══ Data provided ══
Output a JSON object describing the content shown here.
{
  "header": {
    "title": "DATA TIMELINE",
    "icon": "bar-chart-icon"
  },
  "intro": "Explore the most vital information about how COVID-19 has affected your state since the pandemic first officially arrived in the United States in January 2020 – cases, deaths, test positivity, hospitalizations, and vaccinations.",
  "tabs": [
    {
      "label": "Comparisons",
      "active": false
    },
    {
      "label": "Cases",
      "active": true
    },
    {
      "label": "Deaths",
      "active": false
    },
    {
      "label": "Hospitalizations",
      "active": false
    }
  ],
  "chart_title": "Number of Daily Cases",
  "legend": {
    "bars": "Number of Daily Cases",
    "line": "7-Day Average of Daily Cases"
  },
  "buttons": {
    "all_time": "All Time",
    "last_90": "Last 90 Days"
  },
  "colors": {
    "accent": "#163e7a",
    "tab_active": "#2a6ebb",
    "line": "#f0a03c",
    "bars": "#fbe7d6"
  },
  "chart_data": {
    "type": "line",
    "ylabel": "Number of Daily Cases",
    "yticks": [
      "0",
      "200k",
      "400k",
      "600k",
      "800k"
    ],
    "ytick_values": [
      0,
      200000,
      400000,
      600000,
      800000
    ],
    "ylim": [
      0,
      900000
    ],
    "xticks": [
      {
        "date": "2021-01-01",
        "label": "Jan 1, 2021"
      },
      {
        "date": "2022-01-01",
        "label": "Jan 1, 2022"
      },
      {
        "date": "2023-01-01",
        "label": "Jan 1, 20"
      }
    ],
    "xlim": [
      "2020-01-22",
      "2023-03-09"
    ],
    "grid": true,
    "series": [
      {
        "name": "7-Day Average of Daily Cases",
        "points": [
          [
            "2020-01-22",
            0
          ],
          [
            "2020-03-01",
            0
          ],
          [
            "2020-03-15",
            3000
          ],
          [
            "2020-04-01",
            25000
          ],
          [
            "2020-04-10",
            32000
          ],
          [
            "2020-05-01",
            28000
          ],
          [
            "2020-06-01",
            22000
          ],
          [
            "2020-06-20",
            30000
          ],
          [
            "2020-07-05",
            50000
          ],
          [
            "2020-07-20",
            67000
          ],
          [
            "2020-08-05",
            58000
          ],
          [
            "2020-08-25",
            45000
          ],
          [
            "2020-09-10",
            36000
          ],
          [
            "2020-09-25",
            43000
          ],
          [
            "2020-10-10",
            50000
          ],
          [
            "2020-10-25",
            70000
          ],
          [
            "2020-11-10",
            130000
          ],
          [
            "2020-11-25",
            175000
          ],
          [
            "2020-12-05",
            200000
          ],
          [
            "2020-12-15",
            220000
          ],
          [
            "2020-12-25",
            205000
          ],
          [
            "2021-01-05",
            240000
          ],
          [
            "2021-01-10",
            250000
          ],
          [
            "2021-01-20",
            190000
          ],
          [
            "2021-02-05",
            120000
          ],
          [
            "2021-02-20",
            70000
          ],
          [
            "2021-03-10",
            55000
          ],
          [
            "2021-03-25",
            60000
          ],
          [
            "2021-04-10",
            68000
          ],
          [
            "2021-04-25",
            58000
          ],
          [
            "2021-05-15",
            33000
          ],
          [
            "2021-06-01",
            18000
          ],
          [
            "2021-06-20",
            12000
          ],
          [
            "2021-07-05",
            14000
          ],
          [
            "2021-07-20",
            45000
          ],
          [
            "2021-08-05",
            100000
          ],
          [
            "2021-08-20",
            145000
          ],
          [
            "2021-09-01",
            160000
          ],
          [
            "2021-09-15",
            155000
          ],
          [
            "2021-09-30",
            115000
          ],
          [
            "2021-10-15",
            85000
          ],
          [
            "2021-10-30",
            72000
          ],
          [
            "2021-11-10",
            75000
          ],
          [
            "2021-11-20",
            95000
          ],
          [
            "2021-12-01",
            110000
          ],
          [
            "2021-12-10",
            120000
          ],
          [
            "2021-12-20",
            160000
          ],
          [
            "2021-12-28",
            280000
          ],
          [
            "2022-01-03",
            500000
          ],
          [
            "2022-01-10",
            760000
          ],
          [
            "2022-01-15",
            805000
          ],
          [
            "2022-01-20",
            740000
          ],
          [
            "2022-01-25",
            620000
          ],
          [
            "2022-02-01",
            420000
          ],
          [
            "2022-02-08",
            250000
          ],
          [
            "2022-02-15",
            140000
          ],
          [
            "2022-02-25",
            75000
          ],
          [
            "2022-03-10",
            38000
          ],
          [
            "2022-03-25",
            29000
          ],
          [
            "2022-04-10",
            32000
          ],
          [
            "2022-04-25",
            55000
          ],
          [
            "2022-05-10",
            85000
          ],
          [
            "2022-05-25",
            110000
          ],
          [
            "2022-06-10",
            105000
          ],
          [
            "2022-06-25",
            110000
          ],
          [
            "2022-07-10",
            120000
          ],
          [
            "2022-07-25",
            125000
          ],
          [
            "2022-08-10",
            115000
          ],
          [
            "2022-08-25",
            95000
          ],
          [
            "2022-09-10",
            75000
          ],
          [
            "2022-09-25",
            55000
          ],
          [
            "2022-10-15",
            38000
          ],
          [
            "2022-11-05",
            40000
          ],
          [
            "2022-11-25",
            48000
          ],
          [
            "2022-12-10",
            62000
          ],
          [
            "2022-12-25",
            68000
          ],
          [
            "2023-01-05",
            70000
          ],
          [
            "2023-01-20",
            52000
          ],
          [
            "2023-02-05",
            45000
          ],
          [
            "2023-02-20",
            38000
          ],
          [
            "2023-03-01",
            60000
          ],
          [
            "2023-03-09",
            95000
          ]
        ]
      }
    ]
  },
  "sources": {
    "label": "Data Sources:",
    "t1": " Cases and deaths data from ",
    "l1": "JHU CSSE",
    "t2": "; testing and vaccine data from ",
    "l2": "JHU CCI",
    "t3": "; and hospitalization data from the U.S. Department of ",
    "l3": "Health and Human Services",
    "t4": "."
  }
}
═══
What you should do -> Isolate the lines above that contain the word "Average" and copy them.

Response below ->
    "line": "7-Day Average of Daily Cases"
        "name": "7-Day Average of Daily Cases",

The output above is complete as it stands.